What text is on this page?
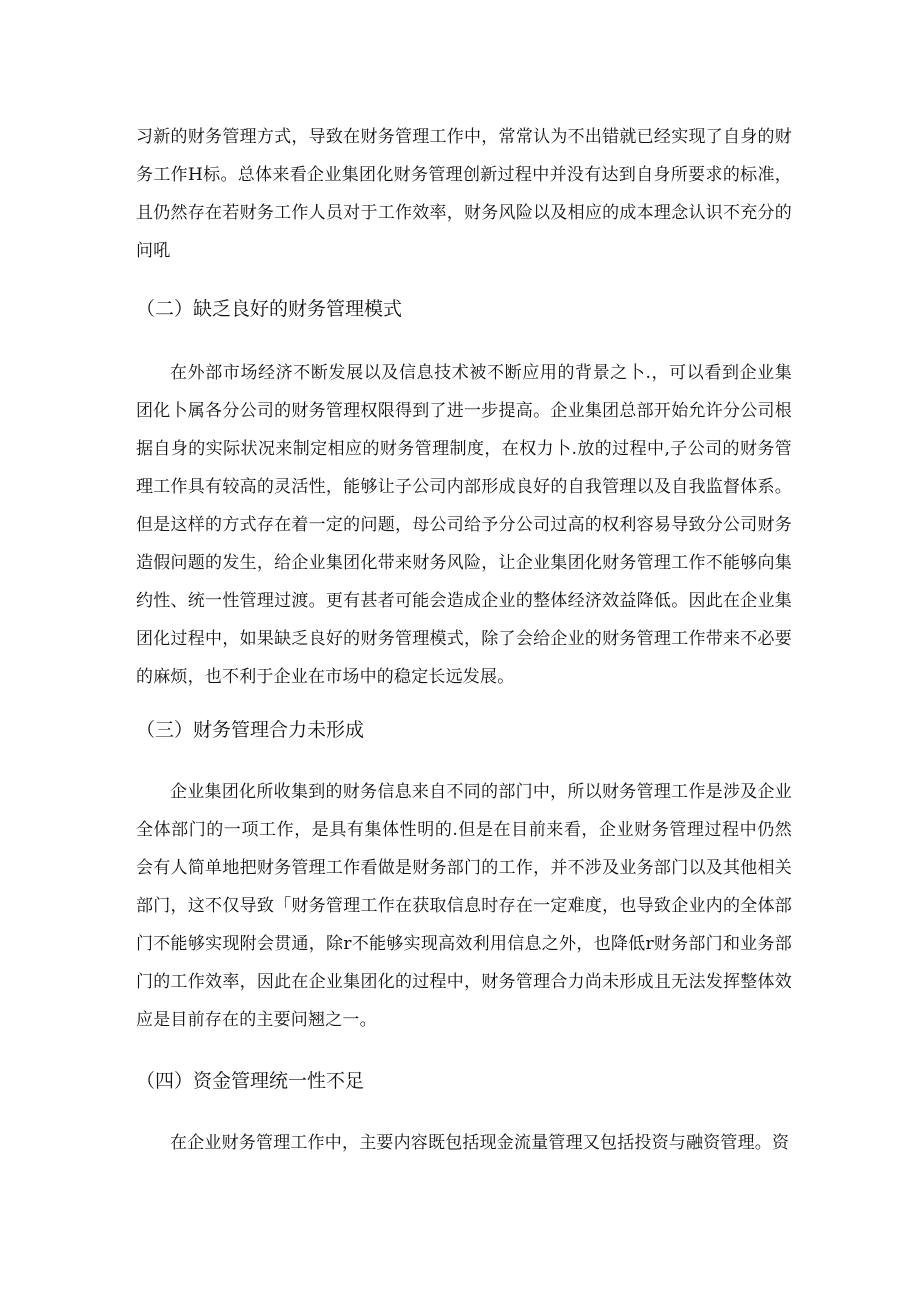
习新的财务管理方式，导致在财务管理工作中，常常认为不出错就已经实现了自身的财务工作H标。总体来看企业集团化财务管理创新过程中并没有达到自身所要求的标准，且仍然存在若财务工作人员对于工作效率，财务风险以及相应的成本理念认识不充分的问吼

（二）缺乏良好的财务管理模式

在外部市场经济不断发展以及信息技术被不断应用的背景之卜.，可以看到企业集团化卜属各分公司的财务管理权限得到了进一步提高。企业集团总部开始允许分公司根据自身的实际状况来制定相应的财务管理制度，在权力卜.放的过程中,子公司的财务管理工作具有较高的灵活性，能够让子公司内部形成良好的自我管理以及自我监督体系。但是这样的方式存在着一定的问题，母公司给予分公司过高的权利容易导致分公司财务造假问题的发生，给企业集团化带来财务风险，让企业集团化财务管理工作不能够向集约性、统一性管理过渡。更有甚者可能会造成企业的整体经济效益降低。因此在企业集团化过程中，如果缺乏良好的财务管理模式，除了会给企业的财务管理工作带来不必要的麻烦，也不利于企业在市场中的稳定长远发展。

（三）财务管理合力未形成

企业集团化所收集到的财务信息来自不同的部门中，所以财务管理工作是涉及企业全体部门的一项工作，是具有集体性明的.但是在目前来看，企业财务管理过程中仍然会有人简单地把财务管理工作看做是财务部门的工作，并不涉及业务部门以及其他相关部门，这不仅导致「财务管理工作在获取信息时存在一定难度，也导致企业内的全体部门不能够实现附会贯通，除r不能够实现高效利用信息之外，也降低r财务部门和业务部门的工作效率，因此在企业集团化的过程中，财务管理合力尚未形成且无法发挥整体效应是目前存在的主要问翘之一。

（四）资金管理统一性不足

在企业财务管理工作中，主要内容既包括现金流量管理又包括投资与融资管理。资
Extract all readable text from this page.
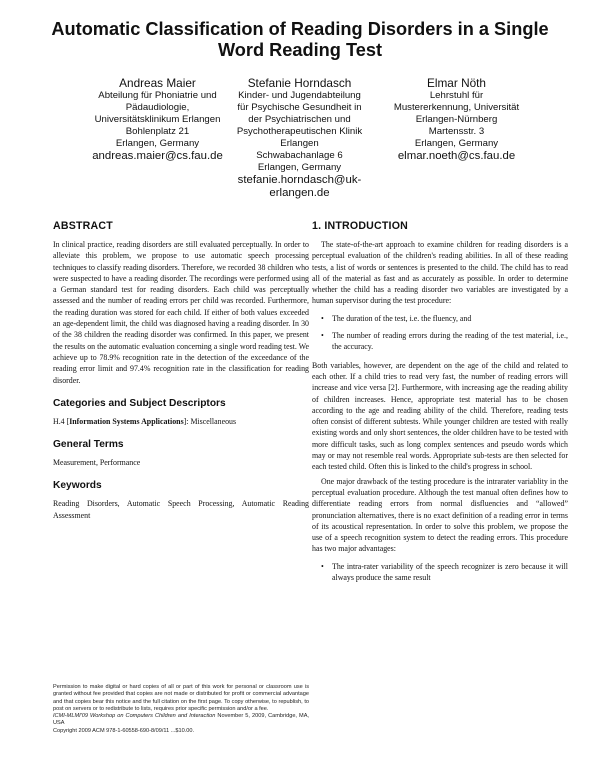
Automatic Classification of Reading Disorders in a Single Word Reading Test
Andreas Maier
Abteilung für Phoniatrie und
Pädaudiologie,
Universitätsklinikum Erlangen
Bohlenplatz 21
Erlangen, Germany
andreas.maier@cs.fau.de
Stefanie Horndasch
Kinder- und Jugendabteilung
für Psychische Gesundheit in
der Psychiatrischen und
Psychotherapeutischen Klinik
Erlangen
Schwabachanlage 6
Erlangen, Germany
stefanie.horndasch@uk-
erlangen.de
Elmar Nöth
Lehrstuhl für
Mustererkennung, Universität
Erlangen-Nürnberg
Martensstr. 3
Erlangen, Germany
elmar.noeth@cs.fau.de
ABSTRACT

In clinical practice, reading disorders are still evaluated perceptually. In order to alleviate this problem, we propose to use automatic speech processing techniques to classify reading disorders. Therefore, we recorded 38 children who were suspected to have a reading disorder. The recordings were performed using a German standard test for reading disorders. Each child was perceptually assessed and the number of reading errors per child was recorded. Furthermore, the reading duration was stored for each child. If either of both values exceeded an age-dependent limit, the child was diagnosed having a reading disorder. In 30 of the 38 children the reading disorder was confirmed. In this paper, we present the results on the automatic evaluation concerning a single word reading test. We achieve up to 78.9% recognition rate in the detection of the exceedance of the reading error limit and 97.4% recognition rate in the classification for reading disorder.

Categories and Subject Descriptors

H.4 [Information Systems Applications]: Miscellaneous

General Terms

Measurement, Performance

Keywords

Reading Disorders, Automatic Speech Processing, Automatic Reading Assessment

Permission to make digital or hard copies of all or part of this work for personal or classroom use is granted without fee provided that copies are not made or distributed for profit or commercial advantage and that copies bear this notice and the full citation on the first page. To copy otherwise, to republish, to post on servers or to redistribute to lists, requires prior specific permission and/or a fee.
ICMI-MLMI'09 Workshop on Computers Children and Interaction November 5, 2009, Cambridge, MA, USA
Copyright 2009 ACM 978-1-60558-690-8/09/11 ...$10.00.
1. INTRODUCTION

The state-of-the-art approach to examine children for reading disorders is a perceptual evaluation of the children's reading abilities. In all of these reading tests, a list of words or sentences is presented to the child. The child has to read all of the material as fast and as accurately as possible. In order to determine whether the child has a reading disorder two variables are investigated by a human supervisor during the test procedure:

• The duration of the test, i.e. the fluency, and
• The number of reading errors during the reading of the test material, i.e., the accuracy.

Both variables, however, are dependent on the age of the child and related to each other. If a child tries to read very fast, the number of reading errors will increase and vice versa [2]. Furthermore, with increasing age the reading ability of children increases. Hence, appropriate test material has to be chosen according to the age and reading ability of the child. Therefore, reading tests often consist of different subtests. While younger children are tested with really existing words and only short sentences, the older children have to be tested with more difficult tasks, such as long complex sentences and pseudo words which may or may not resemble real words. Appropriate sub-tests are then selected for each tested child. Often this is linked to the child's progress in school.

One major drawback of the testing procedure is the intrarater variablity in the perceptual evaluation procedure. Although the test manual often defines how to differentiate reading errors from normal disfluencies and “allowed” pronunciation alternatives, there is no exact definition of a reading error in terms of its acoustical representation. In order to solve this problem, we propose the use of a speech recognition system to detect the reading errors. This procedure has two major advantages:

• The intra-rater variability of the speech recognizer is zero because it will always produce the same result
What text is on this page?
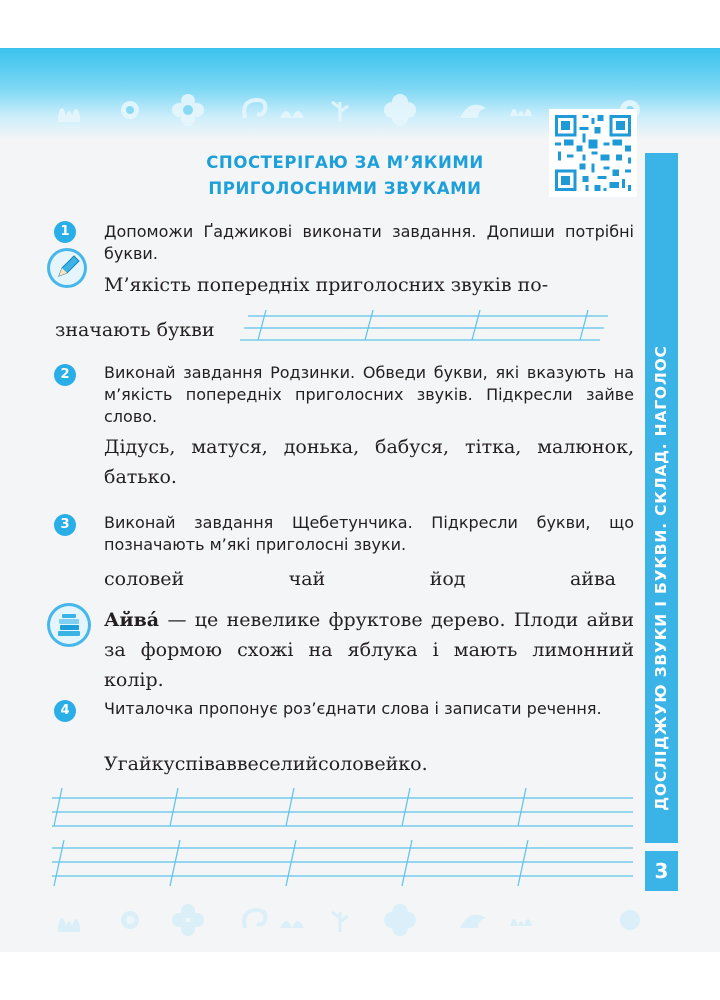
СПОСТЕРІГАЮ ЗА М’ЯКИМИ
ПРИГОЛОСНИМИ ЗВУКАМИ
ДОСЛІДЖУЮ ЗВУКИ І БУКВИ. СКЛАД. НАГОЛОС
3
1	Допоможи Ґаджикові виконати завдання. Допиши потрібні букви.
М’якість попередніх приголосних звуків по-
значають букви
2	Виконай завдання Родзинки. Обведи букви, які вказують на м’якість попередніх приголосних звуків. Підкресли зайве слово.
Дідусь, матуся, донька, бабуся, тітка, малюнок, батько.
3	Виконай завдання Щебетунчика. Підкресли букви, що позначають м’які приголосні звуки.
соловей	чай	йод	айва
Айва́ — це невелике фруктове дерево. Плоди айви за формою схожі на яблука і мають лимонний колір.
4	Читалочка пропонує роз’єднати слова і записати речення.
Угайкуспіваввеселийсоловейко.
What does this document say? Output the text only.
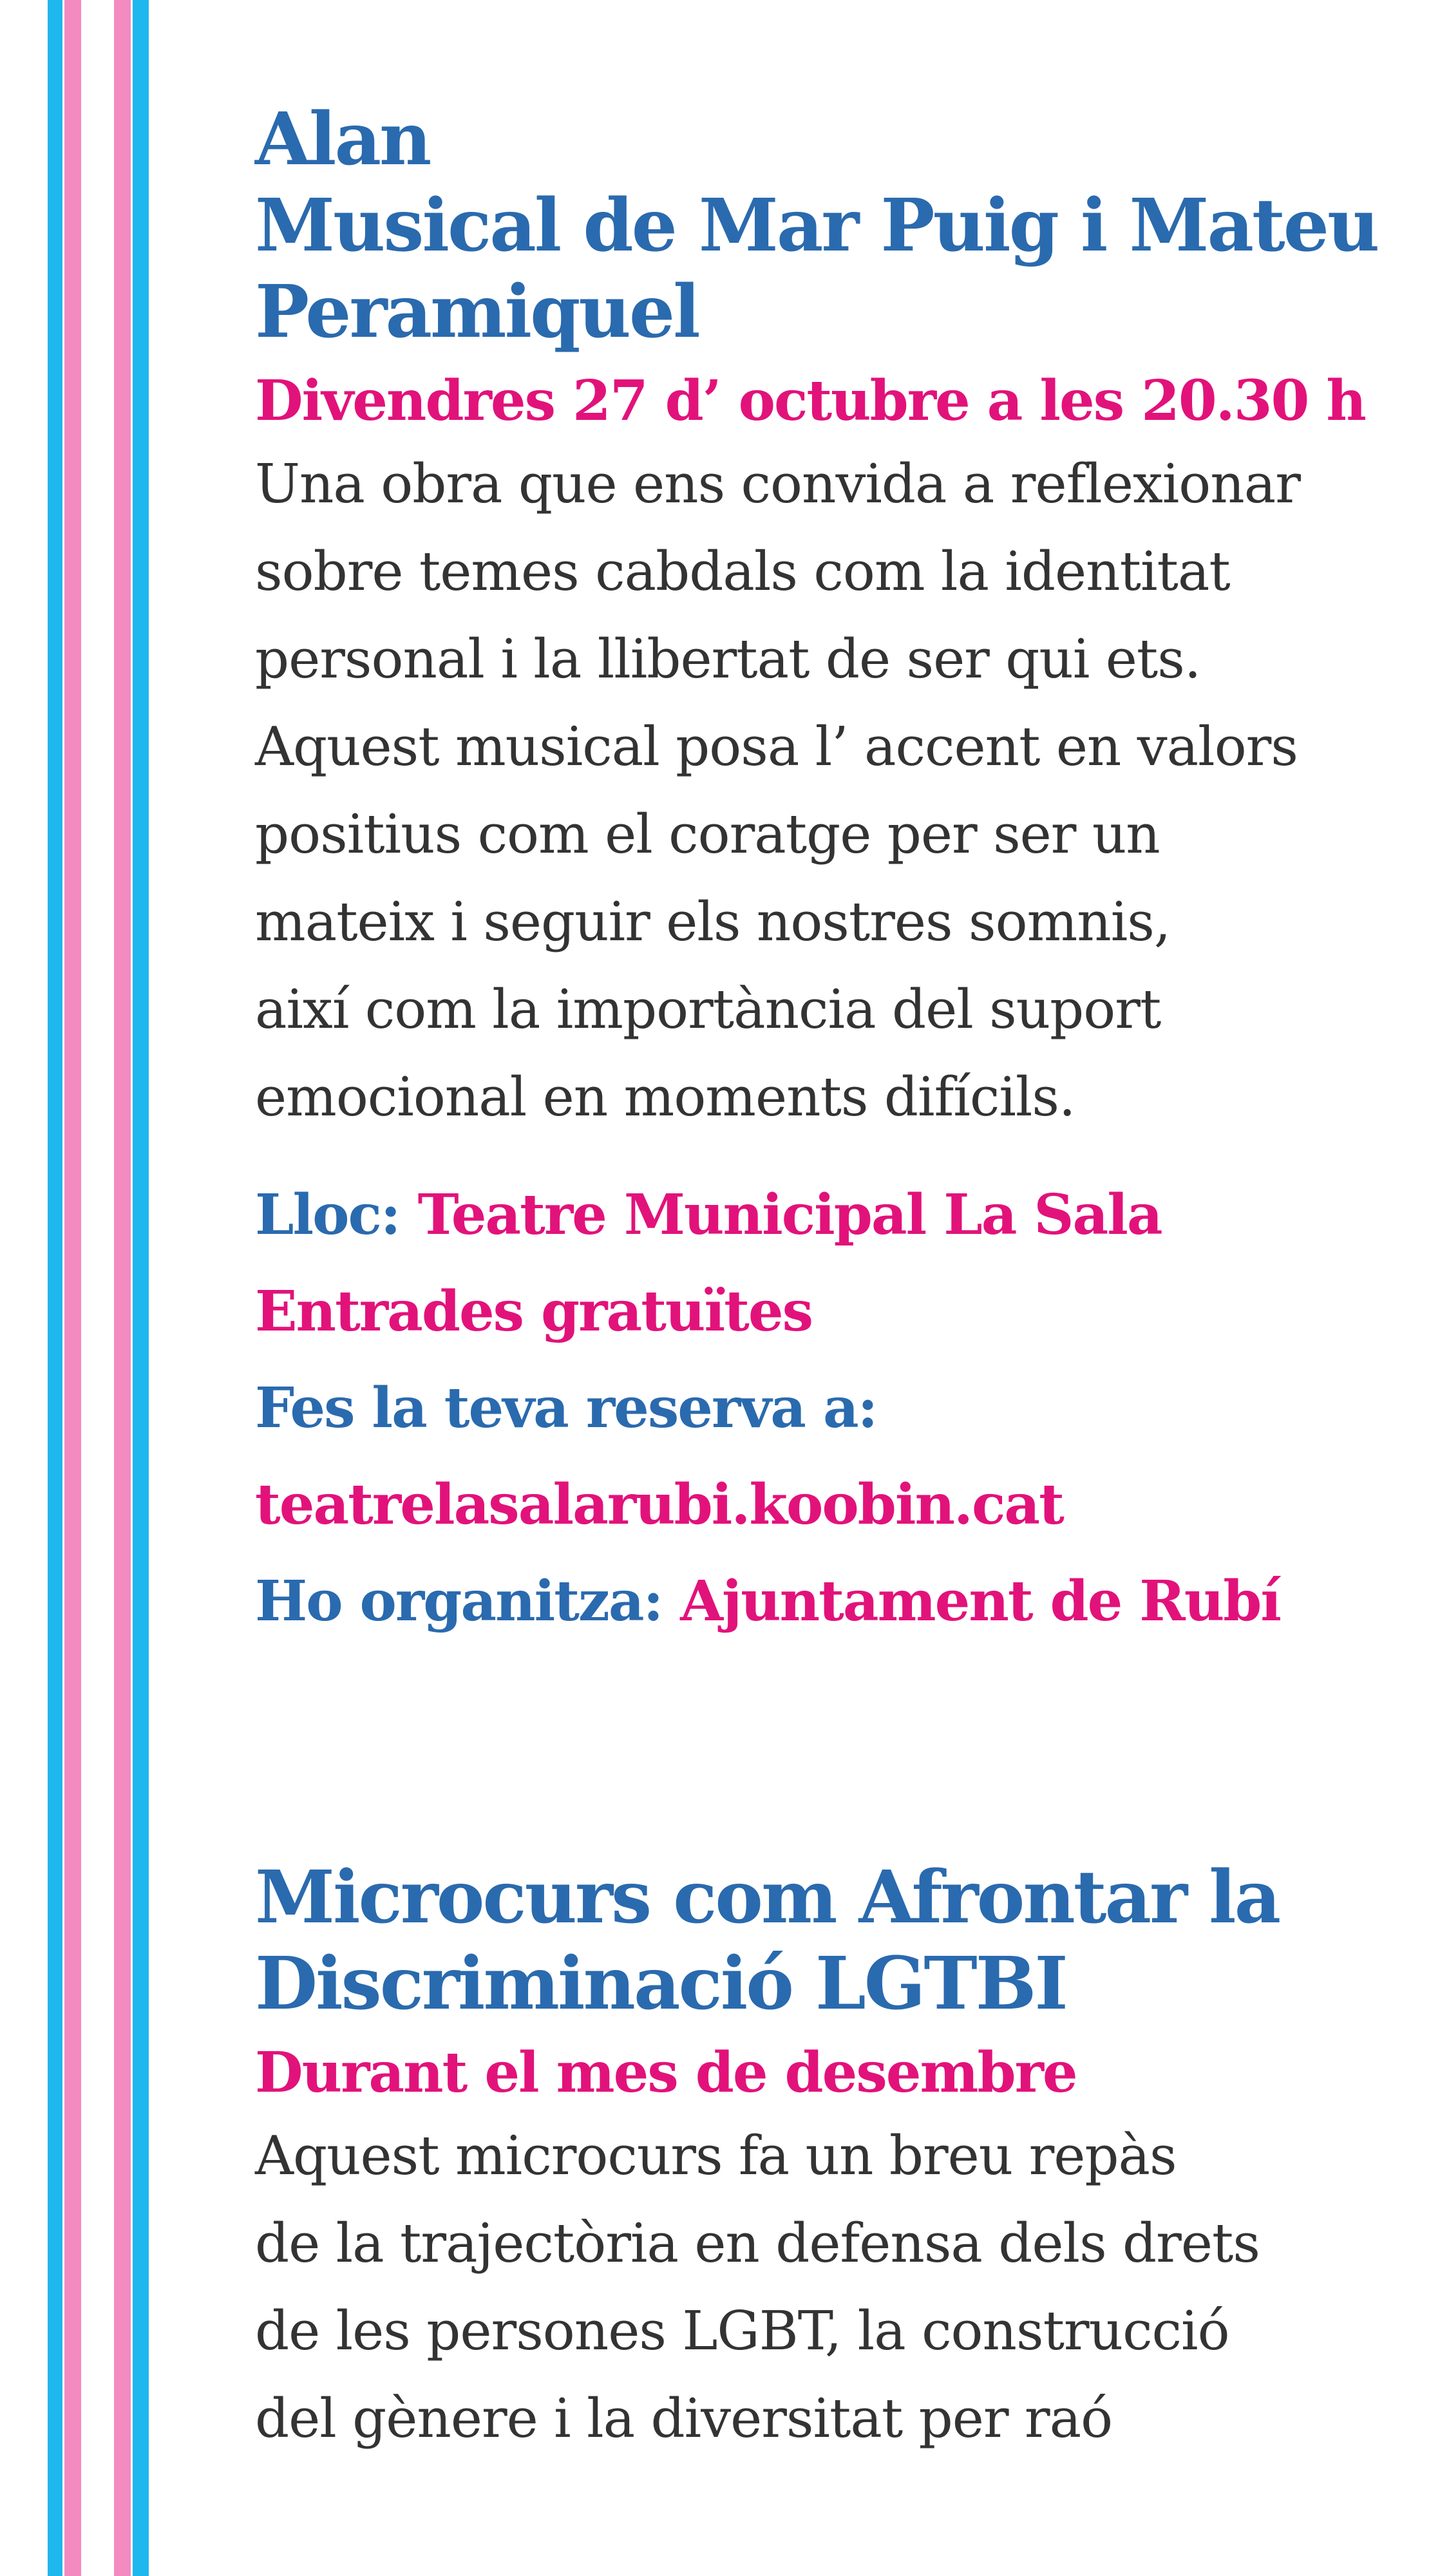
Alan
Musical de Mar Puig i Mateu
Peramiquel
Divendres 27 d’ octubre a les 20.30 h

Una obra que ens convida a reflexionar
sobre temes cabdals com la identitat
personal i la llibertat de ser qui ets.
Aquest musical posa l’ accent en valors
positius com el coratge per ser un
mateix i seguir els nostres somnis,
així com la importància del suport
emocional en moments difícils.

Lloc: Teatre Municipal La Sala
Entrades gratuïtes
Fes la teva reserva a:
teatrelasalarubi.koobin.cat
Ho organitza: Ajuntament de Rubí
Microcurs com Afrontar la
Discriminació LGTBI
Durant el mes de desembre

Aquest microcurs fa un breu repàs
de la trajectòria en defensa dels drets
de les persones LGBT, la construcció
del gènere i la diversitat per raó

*-*-*

--- Stated problem ---
Reproduce the listing above from the line that contains "What does this" through its final line, exactly and with nothing added. Omit the images.

--- Final result ---
What does this document say? Output the text only.
Alan
Musical de Mar Puig i Mateu
Peramiquel
Divendres 27 d’ octubre a les 20.30 h

Una obra que ens convida a reflexionar
sobre temes cabdals com la identitat
personal i la llibertat de ser qui ets.
Aquest musical posa l’ accent en valors
positius com el coratge per ser un
mateix i seguir els nostres somnis,
així com la importància del suport
emocional en moments difícils.

Lloc: Teatre Municipal La Sala
Entrades gratuïtes
Fes la teva reserva a:
teatrelasalarubi.koobin.cat
Ho organitza: Ajuntament de Rubí
Microcurs com Afrontar la
Discriminació LGTBI
Durant el mes de desembre

Aquest microcurs fa un breu repàs
de la trajectòria en defensa dels drets
de les persones LGBT, la construcció
del gènere i la diversitat per raó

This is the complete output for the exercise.